======== DATASET CONTENT
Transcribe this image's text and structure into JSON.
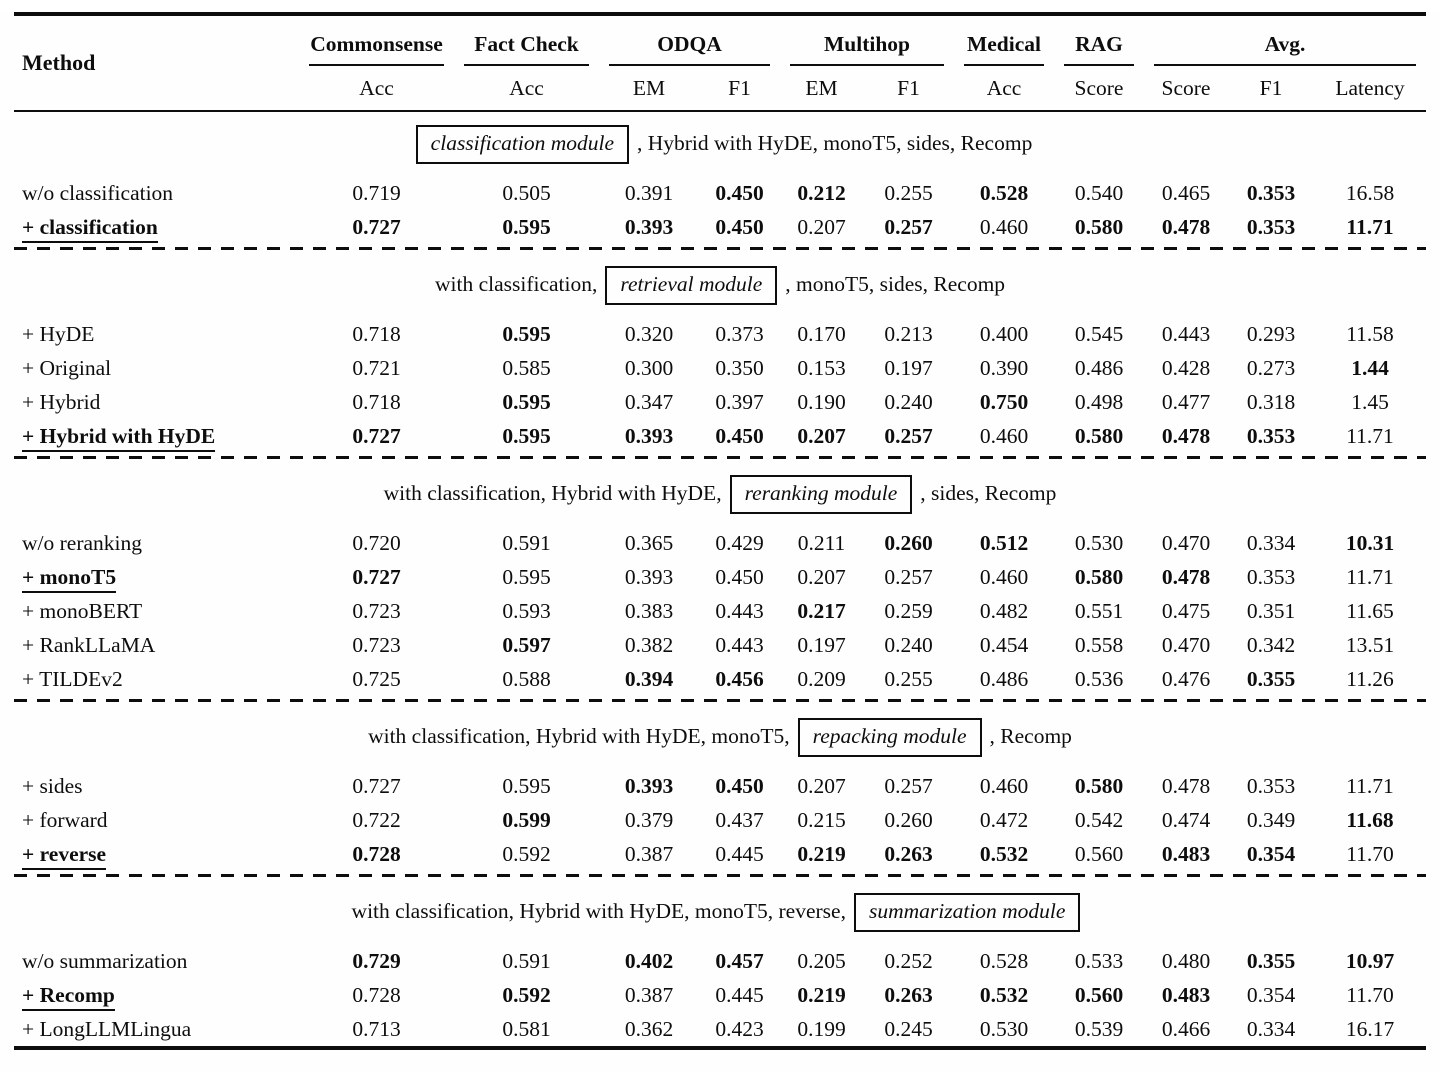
{
  "table": {
    "method_header": "Method",
    "groups": [
      {
        "label": "Commonsense",
        "subs": [
          "Acc"
        ]
      },
      {
        "label": "Fact Check",
        "subs": [
          "Acc"
        ]
      },
      {
        "label": "ODQA",
        "subs": [
          "EM",
          "F1"
        ]
      },
      {
        "label": "Multihop",
        "subs": [
          "EM",
          "F1"
        ]
      },
      {
        "label": "Medical",
        "subs": [
          "Acc"
        ]
      },
      {
        "label": "RAG",
        "subs": [
          "Score"
        ]
      },
      {
        "label": "Avg.",
        "subs": [
          "Score",
          "F1",
          "Latency"
        ]
      }
    ],
    "sections": [
      {
        "intro": [
          {
            "text": "classification module",
            "boxed": true
          },
          {
            "text": ", Hybrid with HyDE, monoT5, sides, Recomp",
            "boxed": false
          }
        ],
        "rows": [
          {
            "method": "w/o classification",
            "method_bold": false,
            "method_underline": false,
            "values": [
              "0.719",
              "0.505",
              "0.391",
              "0.450",
              "0.212",
              "0.255",
              "0.528",
              "0.540",
              "0.465",
              "0.353",
              "16.58"
            ],
            "bold": [
              0,
              0,
              0,
              1,
              1,
              0,
              1,
              0,
              0,
              1,
              0
            ]
          },
          {
            "method": "+ classification",
            "method_bold": true,
            "method_underline": true,
            "values": [
              "0.727",
              "0.595",
              "0.393",
              "0.450",
              "0.207",
              "0.257",
              "0.460",
              "0.580",
              "0.478",
              "0.353",
              "11.71"
            ],
            "bold": [
              1,
              1,
              1,
              1,
              0,
              1,
              0,
              1,
              1,
              1,
              1
            ]
          }
        ]
      },
      {
        "intro": [
          {
            "text": "with classification,",
            "boxed": false
          },
          {
            "text": "retrieval module",
            "boxed": true
          },
          {
            "text": ", monoT5, sides, Recomp",
            "boxed": false
          }
        ],
        "rows": [
          {
            "method": "+ HyDE",
            "method_bold": false,
            "method_underline": false,
            "values": [
              "0.718",
              "0.595",
              "0.320",
              "0.373",
              "0.170",
              "0.213",
              "0.400",
              "0.545",
              "0.443",
              "0.293",
              "11.58"
            ],
            "bold": [
              0,
              1,
              0,
              0,
              0,
              0,
              0,
              0,
              0,
              0,
              0
            ]
          },
          {
            "method": "+ Original",
            "method_bold": false,
            "method_underline": false,
            "values": [
              "0.721",
              "0.585",
              "0.300",
              "0.350",
              "0.153",
              "0.197",
              "0.390",
              "0.486",
              "0.428",
              "0.273",
              "1.44"
            ],
            "bold": [
              0,
              0,
              0,
              0,
              0,
              0,
              0,
              0,
              0,
              0,
              1
            ]
          },
          {
            "method": "+ Hybrid",
            "method_bold": false,
            "method_underline": false,
            "values": [
              "0.718",
              "0.595",
              "0.347",
              "0.397",
              "0.190",
              "0.240",
              "0.750",
              "0.498",
              "0.477",
              "0.318",
              "1.45"
            ],
            "bold": [
              0,
              1,
              0,
              0,
              0,
              0,
              1,
              0,
              0,
              0,
              0
            ]
          },
          {
            "method": "+ Hybrid with HyDE",
            "method_bold": true,
            "method_underline": true,
            "values": [
              "0.727",
              "0.595",
              "0.393",
              "0.450",
              "0.207",
              "0.257",
              "0.460",
              "0.580",
              "0.478",
              "0.353",
              "11.71"
            ],
            "bold": [
              1,
              1,
              1,
              1,
              1,
              1,
              0,
              1,
              1,
              1,
              0
            ]
          }
        ]
      },
      {
        "intro": [
          {
            "text": "with classification, Hybrid with HyDE,",
            "boxed": false
          },
          {
            "text": "reranking module",
            "boxed": true
          },
          {
            "text": ", sides, Recomp",
            "boxed": false
          }
        ],
        "rows": [
          {
            "method": "w/o reranking",
            "method_bold": false,
            "method_underline": false,
            "values": [
              "0.720",
              "0.591",
              "0.365",
              "0.429",
              "0.211",
              "0.260",
              "0.512",
              "0.530",
              "0.470",
              "0.334",
              "10.31"
            ],
            "bold": [
              0,
              0,
              0,
              0,
              0,
              1,
              1,
              0,
              0,
              0,
              1
            ]
          },
          {
            "method": "+ monoT5",
            "method_bold": true,
            "method_underline": true,
            "values": [
              "0.727",
              "0.595",
              "0.393",
              "0.450",
              "0.207",
              "0.257",
              "0.460",
              "0.580",
              "0.478",
              "0.353",
              "11.71"
            ],
            "bold": [
              1,
              0,
              0,
              0,
              0,
              0,
              0,
              1,
              1,
              0,
              0
            ]
          },
          {
            "method": "+ monoBERT",
            "method_bold": false,
            "method_underline": false,
            "values": [
              "0.723",
              "0.593",
              "0.383",
              "0.443",
              "0.217",
              "0.259",
              "0.482",
              "0.551",
              "0.475",
              "0.351",
              "11.65"
            ],
            "bold": [
              0,
              0,
              0,
              0,
              1,
              0,
              0,
              0,
              0,
              0,
              0
            ]
          },
          {
            "method": "+ RankLLaMA",
            "method_bold": false,
            "method_underline": false,
            "values": [
              "0.723",
              "0.597",
              "0.382",
              "0.443",
              "0.197",
              "0.240",
              "0.454",
              "0.558",
              "0.470",
              "0.342",
              "13.51"
            ],
            "bold": [
              0,
              1,
              0,
              0,
              0,
              0,
              0,
              0,
              0,
              0,
              0
            ]
          },
          {
            "method": "+ TILDEv2",
            "method_bold": false,
            "method_underline": false,
            "values": [
              "0.725",
              "0.588",
              "0.394",
              "0.456",
              "0.209",
              "0.255",
              "0.486",
              "0.536",
              "0.476",
              "0.355",
              "11.26"
            ],
            "bold": [
              0,
              0,
              1,
              1,
              0,
              0,
              0,
              0,
              0,
              1,
              0
            ]
          }
        ]
      },
      {
        "intro": [
          {
            "text": "with classification, Hybrid with HyDE, monoT5,",
            "boxed": false
          },
          {
            "text": "repacking module",
            "boxed": true
          },
          {
            "text": ", Recomp",
            "boxed": false
          }
        ],
        "rows": [
          {
            "method": "+ sides",
            "method_bold": false,
            "method_underline": false,
            "values": [
              "0.727",
              "0.595",
              "0.393",
              "0.450",
              "0.207",
              "0.257",
              "0.460",
              "0.580",
              "0.478",
              "0.353",
              "11.71"
            ],
            "bold": [
              0,
              0,
              1,
              1,
              0,
              0,
              0,
              1,
              0,
              0,
              0
            ]
          },
          {
            "method": "+ forward",
            "method_bold": false,
            "method_underline": false,
            "values": [
              "0.722",
              "0.599",
              "0.379",
              "0.437",
              "0.215",
              "0.260",
              "0.472",
              "0.542",
              "0.474",
              "0.349",
              "11.68"
            ],
            "bold": [
              0,
              1,
              0,
              0,
              0,
              0,
              0,
              0,
              0,
              0,
              1
            ]
          },
          {
            "method": "+ reverse",
            "method_bold": true,
            "method_underline": true,
            "values": [
              "0.728",
              "0.592",
              "0.387",
              "0.445",
              "0.219",
              "0.263",
              "0.532",
              "0.560",
              "0.483",
              "0.354",
              "11.70"
            ],
            "bold": [
              1,
              0,
              0,
              0,
              1,
              1,
              1,
              0,
              1,
              1,
              0
            ]
          }
        ]
      },
      {
        "intro": [
          {
            "text": "with classification, Hybrid with HyDE, monoT5, reverse,",
            "boxed": false
          },
          {
            "text": "summarization module",
            "boxed": true
          }
        ],
        "rows": [
          {
            "method": "w/o summarization",
            "method_bold": false,
            "method_underline": false,
            "values": [
              "0.729",
              "0.591",
              "0.402",
              "0.457",
              "0.205",
              "0.252",
              "0.528",
              "0.533",
              "0.480",
              "0.355",
              "10.97"
            ],
            "bold": [
              1,
              0,
              1,
              1,
              0,
              0,
              0,
              0,
              0,
              1,
              1
            ]
          },
          {
            "method": "+ Recomp",
            "method_bold": true,
            "method_underline": true,
            "values": [
              "0.728",
              "0.592",
              "0.387",
              "0.445",
              "0.219",
              "0.263",
              "0.532",
              "0.560",
              "0.483",
              "0.354",
              "11.70"
            ],
            "bold": [
              0,
              1,
              0,
              0,
              1,
              1,
              1,
              1,
              1,
              0,
              0
            ]
          },
          {
            "method": "+ LongLLMLingua",
            "method_bold": false,
            "method_underline": false,
            "values": [
              "0.713",
              "0.581",
              "0.362",
              "0.423",
              "0.199",
              "0.245",
              "0.530",
              "0.539",
              "0.466",
              "0.334",
              "16.17"
            ],
            "bold": [
              0,
              0,
              0,
              0,
              0,
              0,
              0,
              0,
              0,
              0,
              0
            ]
          }
        ]
      }
    ]
  }
}
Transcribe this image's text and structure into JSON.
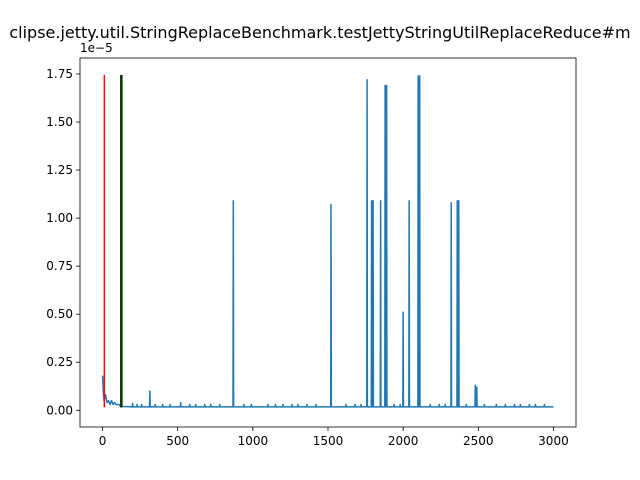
{
  "chart_data": {
    "type": "line",
    "title": "clipse.jetty.util.StringReplaceBenchmark.testJettyStringUtilReplaceReduce#m",
    "xlabel": "",
    "ylabel": "",
    "y_offset_label": "1e−5",
    "xlim": [
      -150,
      3150
    ],
    "ylim": [
      -0.087,
      1.833
    ],
    "x_ticks": [
      0,
      500,
      1000,
      1500,
      2000,
      2500,
      3000
    ],
    "x_tick_labels": [
      "0",
      "500",
      "1000",
      "1500",
      "2000",
      "2500",
      "3000"
    ],
    "y_ticks": [
      0.0,
      0.25,
      0.5,
      0.75,
      1.0,
      1.25,
      1.5,
      1.75
    ],
    "y_tick_labels": [
      "0.00",
      "0.25",
      "0.50",
      "0.75",
      "1.00",
      "1.25",
      "1.50",
      "1.75"
    ],
    "grid": false,
    "series": [
      {
        "color": "#1f77b4",
        "baseline": 0.018,
        "early_points": [
          [
            0,
            0.18
          ],
          [
            5,
            0.1
          ],
          [
            10,
            0.05
          ],
          [
            20,
            0.08
          ],
          [
            30,
            0.04
          ],
          [
            40,
            0.05
          ],
          [
            50,
            0.03
          ],
          [
            60,
            0.05
          ],
          [
            70,
            0.03
          ],
          [
            80,
            0.04
          ],
          [
            90,
            0.03
          ],
          [
            100,
            0.03
          ],
          [
            110,
            0.03
          ],
          [
            120,
            0.02
          ]
        ],
        "spikes": [
          [
            315,
            0.1
          ],
          [
            520,
            0.04
          ],
          [
            870,
            1.09
          ],
          [
            1520,
            1.07
          ],
          [
            1760,
            1.72
          ],
          [
            1790,
            1.09
          ],
          [
            1800,
            1.09
          ],
          [
            1850,
            1.09
          ],
          [
            1880,
            1.69
          ],
          [
            1890,
            1.69
          ],
          [
            2000,
            0.51
          ],
          [
            2040,
            1.09
          ],
          [
            2100,
            1.74
          ],
          [
            2110,
            1.74
          ],
          [
            2320,
            1.08
          ],
          [
            2360,
            1.09
          ],
          [
            2370,
            1.09
          ],
          [
            2480,
            0.13
          ],
          [
            2490,
            0.12
          ],
          [
            200,
            0.035
          ],
          [
            230,
            0.03
          ],
          [
            260,
            0.03
          ],
          [
            350,
            0.03
          ],
          [
            400,
            0.03
          ],
          [
            450,
            0.03
          ],
          [
            580,
            0.03
          ],
          [
            620,
            0.03
          ],
          [
            680,
            0.03
          ],
          [
            720,
            0.03
          ],
          [
            780,
            0.03
          ],
          [
            940,
            0.03
          ],
          [
            990,
            0.03
          ],
          [
            1100,
            0.03
          ],
          [
            1150,
            0.03
          ],
          [
            1200,
            0.03
          ],
          [
            1260,
            0.03
          ],
          [
            1300,
            0.03
          ],
          [
            1360,
            0.03
          ],
          [
            1420,
            0.03
          ],
          [
            1620,
            0.03
          ],
          [
            1680,
            0.03
          ],
          [
            1720,
            0.03
          ],
          [
            1940,
            0.03
          ],
          [
            1980,
            0.03
          ],
          [
            2180,
            0.03
          ],
          [
            2240,
            0.03
          ],
          [
            2280,
            0.03
          ],
          [
            2420,
            0.03
          ],
          [
            2540,
            0.03
          ],
          [
            2620,
            0.03
          ],
          [
            2680,
            0.03
          ],
          [
            2740,
            0.03
          ],
          [
            2780,
            0.03
          ],
          [
            2840,
            0.03
          ],
          [
            2880,
            0.03
          ],
          [
            2940,
            0.03
          ]
        ],
        "x_max": 3000
      }
    ],
    "vertical_lines": [
      {
        "x": 12,
        "y": [
          0.015,
          1.745
        ],
        "color": "#ff0000"
      },
      {
        "x": 125,
        "y": [
          0.015,
          1.745
        ],
        "color": "#003300"
      }
    ]
  }
}
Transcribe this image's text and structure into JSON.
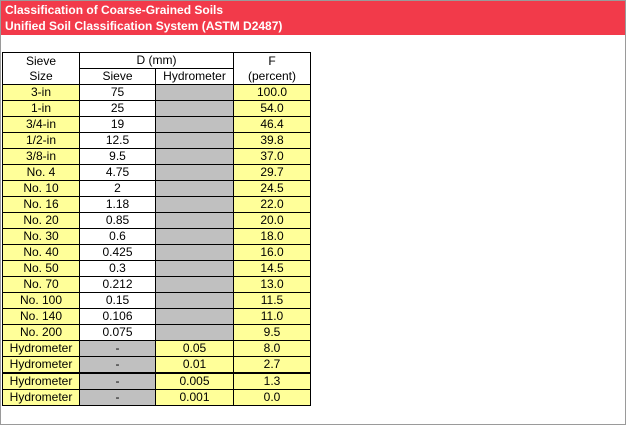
================
▸ WRITTEN INSTRUCTION
Where does the word "color" appear in the listing? List each line that holds it.

▸ EXERCISE RESPONSE
        "color": "#1f77b4",
        "color": "#ff0000"
        "color": "#003300"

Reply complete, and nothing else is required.